▶ _Figure contents as structured data_
────────────────

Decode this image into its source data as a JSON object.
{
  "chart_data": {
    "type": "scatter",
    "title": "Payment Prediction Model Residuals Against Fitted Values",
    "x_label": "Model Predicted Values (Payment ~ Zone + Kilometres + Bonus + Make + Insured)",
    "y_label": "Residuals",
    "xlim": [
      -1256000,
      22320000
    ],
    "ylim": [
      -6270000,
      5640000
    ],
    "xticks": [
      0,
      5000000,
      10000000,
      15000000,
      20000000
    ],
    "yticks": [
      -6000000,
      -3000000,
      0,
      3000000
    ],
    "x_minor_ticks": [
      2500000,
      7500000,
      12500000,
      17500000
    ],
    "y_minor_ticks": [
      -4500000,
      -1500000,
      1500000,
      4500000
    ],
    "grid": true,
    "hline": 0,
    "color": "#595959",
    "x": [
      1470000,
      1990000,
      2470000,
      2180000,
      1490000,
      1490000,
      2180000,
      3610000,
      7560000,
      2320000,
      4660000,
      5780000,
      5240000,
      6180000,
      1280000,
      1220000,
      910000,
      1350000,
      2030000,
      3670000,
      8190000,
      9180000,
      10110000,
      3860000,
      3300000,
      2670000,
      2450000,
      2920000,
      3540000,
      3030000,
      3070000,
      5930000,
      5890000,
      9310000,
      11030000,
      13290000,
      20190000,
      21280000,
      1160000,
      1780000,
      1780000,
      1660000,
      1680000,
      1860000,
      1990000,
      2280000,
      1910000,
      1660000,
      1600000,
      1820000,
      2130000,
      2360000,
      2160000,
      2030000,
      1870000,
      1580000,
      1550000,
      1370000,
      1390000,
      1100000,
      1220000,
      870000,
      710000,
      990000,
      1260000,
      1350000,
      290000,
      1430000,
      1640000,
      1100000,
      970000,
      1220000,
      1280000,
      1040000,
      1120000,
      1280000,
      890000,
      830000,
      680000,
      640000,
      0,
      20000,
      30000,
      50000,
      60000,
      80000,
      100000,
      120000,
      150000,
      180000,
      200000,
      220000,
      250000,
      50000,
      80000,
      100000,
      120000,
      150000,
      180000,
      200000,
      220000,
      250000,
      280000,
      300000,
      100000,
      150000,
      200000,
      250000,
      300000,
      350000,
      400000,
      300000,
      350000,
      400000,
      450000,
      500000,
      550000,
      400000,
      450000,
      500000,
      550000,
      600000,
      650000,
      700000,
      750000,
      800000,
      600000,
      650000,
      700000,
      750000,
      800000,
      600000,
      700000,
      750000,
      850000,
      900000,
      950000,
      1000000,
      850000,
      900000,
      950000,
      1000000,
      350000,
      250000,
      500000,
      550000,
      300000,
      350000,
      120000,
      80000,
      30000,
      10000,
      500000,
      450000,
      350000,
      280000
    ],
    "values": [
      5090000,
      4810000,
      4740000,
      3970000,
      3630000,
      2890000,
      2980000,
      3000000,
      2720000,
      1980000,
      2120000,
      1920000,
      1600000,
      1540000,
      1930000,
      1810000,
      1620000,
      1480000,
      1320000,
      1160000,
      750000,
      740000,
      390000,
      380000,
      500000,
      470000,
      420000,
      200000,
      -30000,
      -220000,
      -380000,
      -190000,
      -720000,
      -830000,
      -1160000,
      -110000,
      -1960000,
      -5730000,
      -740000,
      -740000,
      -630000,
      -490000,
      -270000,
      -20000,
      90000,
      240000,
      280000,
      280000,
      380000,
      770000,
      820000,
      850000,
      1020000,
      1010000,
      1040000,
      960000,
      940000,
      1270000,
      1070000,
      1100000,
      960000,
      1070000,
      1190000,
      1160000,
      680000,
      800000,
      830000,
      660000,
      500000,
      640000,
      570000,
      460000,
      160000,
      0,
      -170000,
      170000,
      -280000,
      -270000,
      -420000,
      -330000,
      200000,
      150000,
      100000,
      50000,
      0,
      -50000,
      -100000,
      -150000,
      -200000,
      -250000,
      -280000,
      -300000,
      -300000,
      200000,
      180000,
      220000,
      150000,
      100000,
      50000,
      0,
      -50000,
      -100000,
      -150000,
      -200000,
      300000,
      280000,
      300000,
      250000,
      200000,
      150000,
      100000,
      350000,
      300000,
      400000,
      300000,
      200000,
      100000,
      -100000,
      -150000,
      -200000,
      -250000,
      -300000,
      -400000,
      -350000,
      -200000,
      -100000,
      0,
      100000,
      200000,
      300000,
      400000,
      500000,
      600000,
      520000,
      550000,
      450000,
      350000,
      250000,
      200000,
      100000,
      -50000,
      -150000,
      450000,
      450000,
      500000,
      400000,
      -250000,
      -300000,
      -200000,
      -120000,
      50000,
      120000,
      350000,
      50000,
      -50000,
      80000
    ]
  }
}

────────────────

▶ _Goal_
Copy out the full set of records precisely, leaving nothing out.

▶ _Completed exercise_
Decode this image into its source data as a JSON object.
{
  "chart_data": {
    "type": "scatter",
    "title": "Payment Prediction Model Residuals Against Fitted Values",
    "x_label": "Model Predicted Values (Payment ~ Zone + Kilometres + Bonus + Make + Insured)",
    "y_label": "Residuals",
    "xlim": [
      -1256000,
      22320000
    ],
    "ylim": [
      -6270000,
      5640000
    ],
    "xticks": [
      0,
      5000000,
      10000000,
      15000000,
      20000000
    ],
    "yticks": [
      -6000000,
      -3000000,
      0,
      3000000
    ],
    "x_minor_ticks": [
      2500000,
      7500000,
      12500000,
      17500000
    ],
    "y_minor_ticks": [
      -4500000,
      -1500000,
      1500000,
      4500000
    ],
    "grid": true,
    "hline": 0,
    "color": "#595959",
    "x": [
      1470000,
      1990000,
      2470000,
      2180000,
      1490000,
      1490000,
      2180000,
      3610000,
      7560000,
      2320000,
      4660000,
      5780000,
      5240000,
      6180000,
      1280000,
      1220000,
      910000,
      1350000,
      2030000,
      3670000,
      8190000,
      9180000,
      10110000,
      3860000,
      3300000,
      2670000,
      2450000,
      2920000,
      3540000,
      3030000,
      3070000,
      5930000,
      5890000,
      9310000,
      11030000,
      13290000,
      20190000,
      21280000,
      1160000,
      1780000,
      1780000,
      1660000,
      1680000,
      1860000,
      1990000,
      2280000,
      1910000,
      1660000,
      1600000,
      1820000,
      2130000,
      2360000,
      2160000,
      2030000,
      1870000,
      1580000,
      1550000,
      1370000,
      1390000,
      1100000,
      1220000,
      870000,
      710000,
      990000,
      1260000,
      1350000,
      290000,
      1430000,
      1640000,
      1100000,
      970000,
      1220000,
      1280000,
      1040000,
      1120000,
      1280000,
      890000,
      830000,
      680000,
      640000,
      0,
      20000,
      30000,
      50000,
      60000,
      80000,
      100000,
      120000,
      150000,
      180000,
      200000,
      220000,
      250000,
      50000,
      80000,
      100000,
      120000,
      150000,
      180000,
      200000,
      220000,
      250000,
      280000,
      300000,
      100000,
      150000,
      200000,
      250000,
      300000,
      350000,
      400000,
      300000,
      350000,
      400000,
      450000,
      500000,
      550000,
      400000,
      450000,
      500000,
      550000,
      600000,
      650000,
      700000,
      750000,
      800000,
      600000,
      650000,
      700000,
      750000,
      800000,
      600000,
      700000,
      750000,
      850000,
      900000,
      950000,
      1000000,
      850000,
      900000,
      950000,
      1000000,
      350000,
      250000,
      500000,
      550000,
      300000,
      350000,
      120000,
      80000,
      30000,
      10000,
      500000,
      450000,
      350000,
      280000
    ],
    "values": [
      5090000,
      4810000,
      4740000,
      3970000,
      3630000,
      2890000,
      2980000,
      3000000,
      2720000,
      1980000,
      2120000,
      1920000,
      1600000,
      1540000,
      1930000,
      1810000,
      1620000,
      1480000,
      1320000,
      1160000,
      750000,
      740000,
      390000,
      380000,
      500000,
      470000,
      420000,
      200000,
      -30000,
      -220000,
      -380000,
      -190000,
      -720000,
      -830000,
      -1160000,
      -110000,
      -1960000,
      -5730000,
      -740000,
      -740000,
      -630000,
      -490000,
      -270000,
      -20000,
      90000,
      240000,
      280000,
      280000,
      380000,
      770000,
      820000,
      850000,
      1020000,
      1010000,
      1040000,
      960000,
      940000,
      1270000,
      1070000,
      1100000,
      960000,
      1070000,
      1190000,
      1160000,
      680000,
      800000,
      830000,
      660000,
      500000,
      640000,
      570000,
      460000,
      160000,
      0,
      -170000,
      170000,
      -280000,
      -270000,
      -420000,
      -330000,
      200000,
      150000,
      100000,
      50000,
      0,
      -50000,
      -100000,
      -150000,
      -200000,
      -250000,
      -280000,
      -300000,
      -300000,
      200000,
      180000,
      220000,
      150000,
      100000,
      50000,
      0,
      -50000,
      -100000,
      -150000,
      -200000,
      300000,
      280000,
      300000,
      250000,
      200000,
      150000,
      100000,
      350000,
      300000,
      400000,
      300000,
      200000,
      100000,
      -100000,
      -150000,
      -200000,
      -250000,
      -300000,
      -400000,
      -350000,
      -200000,
      -100000,
      0,
      100000,
      200000,
      300000,
      400000,
      500000,
      600000,
      520000,
      550000,
      450000,
      350000,
      250000,
      200000,
      100000,
      -50000,
      -150000,
      450000,
      450000,
      500000,
      400000,
      -250000,
      -300000,
      -200000,
      -120000,
      50000,
      120000,
      350000,
      50000,
      -50000,
      80000
    ]
  }
}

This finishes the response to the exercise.